START Input for this task
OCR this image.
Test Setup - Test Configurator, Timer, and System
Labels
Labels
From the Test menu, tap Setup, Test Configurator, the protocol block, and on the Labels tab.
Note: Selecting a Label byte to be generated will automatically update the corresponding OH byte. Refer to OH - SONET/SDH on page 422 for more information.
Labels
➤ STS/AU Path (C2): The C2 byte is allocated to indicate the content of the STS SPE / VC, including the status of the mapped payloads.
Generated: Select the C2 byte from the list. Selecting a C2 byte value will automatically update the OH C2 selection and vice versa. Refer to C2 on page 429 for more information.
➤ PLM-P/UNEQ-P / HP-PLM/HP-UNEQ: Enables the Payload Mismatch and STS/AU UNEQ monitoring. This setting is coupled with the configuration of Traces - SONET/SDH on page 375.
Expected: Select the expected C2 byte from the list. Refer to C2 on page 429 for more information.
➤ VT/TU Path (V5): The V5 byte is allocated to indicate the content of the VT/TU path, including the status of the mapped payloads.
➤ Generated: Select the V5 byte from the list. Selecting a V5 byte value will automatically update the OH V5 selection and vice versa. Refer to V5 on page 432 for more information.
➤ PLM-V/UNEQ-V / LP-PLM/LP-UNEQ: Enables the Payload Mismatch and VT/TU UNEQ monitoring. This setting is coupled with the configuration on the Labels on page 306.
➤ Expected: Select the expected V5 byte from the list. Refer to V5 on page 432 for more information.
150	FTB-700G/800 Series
END Input for this task
> **Exercise task**:
Copy out each line of the records where the string "allocated" appears.

> **Answer**:
➤ STS/AU Path (C2): The C2 byte is allocated to indicate the content of the STS SPE / VC, including the status of the mapped payloads.
➤ VT/TU Path (V5): The V5 byte is allocated to indicate the content of the VT/TU path, including the status of the mapped payloads.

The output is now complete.